Your answer must be every line of the data that contains "articles".

##### MATERIALS PROVIDED

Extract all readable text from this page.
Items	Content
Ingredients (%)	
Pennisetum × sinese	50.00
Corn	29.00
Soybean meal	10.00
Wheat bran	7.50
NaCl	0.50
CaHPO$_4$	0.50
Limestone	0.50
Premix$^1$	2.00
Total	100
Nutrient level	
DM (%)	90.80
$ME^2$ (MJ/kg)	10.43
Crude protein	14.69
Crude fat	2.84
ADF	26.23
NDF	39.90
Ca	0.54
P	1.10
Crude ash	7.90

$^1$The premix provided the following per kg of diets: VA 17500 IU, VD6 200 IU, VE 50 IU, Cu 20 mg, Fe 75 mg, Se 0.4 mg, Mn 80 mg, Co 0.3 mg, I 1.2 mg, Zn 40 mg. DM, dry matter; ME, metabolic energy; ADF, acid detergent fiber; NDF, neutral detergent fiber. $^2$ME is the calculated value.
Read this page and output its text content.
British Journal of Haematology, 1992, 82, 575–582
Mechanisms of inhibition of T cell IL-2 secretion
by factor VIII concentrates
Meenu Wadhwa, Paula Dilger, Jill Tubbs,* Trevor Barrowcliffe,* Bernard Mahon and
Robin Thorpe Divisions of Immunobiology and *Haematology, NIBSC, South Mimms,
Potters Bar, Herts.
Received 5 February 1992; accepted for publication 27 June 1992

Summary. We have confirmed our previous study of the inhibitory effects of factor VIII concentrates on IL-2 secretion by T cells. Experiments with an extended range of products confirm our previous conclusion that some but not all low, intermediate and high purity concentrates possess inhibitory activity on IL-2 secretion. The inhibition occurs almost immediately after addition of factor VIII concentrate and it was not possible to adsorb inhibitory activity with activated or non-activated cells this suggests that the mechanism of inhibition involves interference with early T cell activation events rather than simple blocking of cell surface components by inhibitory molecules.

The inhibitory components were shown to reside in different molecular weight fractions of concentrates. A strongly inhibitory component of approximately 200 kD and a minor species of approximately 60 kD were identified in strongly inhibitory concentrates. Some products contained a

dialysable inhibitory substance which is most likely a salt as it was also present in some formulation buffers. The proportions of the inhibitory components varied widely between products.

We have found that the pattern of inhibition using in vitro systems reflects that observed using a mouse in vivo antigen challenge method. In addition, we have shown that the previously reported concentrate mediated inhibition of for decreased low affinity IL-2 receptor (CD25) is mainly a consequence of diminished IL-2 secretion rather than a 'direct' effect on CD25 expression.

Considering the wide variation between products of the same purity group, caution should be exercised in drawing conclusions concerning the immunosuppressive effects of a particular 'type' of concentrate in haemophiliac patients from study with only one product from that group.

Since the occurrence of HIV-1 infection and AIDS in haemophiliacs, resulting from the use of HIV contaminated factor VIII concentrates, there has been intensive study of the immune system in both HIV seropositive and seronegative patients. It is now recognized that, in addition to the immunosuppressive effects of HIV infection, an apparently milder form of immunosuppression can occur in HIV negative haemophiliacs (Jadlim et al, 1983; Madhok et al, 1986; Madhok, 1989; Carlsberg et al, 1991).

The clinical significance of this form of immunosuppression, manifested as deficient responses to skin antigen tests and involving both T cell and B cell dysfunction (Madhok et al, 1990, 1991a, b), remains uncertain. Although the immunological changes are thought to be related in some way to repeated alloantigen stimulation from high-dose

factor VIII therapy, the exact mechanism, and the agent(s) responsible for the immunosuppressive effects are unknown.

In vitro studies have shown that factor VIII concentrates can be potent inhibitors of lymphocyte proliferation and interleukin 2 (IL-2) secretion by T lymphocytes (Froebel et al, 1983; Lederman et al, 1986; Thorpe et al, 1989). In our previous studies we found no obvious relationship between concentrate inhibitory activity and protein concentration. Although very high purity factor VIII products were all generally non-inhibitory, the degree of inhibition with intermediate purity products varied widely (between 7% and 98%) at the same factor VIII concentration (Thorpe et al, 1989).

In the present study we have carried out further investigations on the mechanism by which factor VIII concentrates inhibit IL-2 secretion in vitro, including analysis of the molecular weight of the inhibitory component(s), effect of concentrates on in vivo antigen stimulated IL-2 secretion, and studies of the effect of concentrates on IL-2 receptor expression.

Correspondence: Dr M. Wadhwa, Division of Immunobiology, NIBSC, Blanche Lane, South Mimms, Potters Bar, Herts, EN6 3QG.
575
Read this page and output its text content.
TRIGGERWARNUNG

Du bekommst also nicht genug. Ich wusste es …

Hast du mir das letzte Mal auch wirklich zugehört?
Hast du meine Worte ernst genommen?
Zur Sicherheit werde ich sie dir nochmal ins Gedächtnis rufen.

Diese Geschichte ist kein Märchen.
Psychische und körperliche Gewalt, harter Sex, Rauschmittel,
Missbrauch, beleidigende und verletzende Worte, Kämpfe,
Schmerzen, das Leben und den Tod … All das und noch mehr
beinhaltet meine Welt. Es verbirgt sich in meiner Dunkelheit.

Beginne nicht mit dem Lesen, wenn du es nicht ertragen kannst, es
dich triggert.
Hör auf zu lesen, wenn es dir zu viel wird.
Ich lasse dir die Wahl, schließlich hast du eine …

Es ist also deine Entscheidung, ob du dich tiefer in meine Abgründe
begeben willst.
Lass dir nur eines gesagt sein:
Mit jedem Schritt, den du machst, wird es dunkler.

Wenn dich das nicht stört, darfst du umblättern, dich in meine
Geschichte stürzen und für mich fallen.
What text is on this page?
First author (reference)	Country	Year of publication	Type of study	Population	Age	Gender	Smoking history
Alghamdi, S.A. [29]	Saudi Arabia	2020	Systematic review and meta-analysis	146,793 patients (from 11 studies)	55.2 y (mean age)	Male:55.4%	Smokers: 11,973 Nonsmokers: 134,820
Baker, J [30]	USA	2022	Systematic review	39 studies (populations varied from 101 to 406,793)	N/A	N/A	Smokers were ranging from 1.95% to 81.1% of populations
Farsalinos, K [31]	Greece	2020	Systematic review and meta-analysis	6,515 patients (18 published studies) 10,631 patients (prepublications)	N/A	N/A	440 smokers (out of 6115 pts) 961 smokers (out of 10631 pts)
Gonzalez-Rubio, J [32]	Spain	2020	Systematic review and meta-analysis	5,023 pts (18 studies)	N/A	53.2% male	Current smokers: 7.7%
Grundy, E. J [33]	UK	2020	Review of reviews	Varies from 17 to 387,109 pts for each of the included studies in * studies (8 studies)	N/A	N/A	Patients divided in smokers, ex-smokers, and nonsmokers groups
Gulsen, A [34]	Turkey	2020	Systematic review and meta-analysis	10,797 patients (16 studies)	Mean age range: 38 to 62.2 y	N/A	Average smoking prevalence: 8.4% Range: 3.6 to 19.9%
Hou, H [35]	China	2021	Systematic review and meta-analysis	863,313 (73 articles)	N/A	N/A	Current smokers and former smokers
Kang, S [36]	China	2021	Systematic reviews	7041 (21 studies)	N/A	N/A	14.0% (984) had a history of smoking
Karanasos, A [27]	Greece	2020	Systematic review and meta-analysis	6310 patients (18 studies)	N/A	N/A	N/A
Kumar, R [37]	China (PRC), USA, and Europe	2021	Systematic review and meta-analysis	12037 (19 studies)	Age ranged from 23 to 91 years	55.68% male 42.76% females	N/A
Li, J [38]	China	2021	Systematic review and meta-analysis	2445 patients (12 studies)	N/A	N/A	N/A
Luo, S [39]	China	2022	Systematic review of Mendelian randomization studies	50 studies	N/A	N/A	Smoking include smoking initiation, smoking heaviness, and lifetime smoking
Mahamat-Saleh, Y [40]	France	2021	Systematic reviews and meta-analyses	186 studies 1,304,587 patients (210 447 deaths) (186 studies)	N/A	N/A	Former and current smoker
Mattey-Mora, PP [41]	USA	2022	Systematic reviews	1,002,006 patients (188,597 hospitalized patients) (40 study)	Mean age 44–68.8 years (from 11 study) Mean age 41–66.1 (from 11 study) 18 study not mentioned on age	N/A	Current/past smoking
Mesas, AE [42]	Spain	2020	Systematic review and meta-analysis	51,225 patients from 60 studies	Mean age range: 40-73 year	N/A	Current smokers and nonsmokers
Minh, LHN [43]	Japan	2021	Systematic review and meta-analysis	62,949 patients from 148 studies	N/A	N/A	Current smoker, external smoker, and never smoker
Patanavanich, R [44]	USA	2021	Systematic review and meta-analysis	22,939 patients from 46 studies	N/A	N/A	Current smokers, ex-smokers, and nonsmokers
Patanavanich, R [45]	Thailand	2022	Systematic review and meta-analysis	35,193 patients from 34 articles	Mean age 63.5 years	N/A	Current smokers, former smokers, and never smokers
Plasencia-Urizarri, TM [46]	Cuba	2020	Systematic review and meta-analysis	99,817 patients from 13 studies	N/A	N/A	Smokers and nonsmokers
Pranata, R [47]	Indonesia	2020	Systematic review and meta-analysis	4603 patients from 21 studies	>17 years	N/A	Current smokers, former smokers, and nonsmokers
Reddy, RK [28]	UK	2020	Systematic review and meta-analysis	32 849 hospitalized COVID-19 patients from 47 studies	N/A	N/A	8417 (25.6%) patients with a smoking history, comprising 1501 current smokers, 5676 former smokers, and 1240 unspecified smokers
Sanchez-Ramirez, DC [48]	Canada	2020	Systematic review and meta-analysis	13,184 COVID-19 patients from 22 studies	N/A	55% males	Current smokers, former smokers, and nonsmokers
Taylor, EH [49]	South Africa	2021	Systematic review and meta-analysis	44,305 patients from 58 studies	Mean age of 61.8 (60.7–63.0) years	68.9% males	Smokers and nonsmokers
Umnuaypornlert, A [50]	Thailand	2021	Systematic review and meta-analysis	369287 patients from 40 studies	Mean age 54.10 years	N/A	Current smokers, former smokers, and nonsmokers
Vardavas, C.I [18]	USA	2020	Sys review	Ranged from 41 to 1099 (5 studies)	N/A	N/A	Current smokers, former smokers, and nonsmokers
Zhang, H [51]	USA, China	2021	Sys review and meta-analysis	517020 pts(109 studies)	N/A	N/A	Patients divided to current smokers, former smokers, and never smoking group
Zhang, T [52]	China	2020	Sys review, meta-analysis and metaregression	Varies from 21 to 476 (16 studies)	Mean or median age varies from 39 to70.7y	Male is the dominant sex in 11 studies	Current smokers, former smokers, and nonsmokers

##########

**SOLUTION TO THE PROBLEM:**
Hou, H [35]	China	2021	Systematic review and meta-analysis	863,313 (73 articles)	N/A	N/A	Current smokers and former smokers
Patanavanich, R [45]	Thailand	2022	Systematic review and meta-analysis	35,193 patients from 34 articles	Mean age 63.5 years	N/A	Current smokers, former smokers, and never smokers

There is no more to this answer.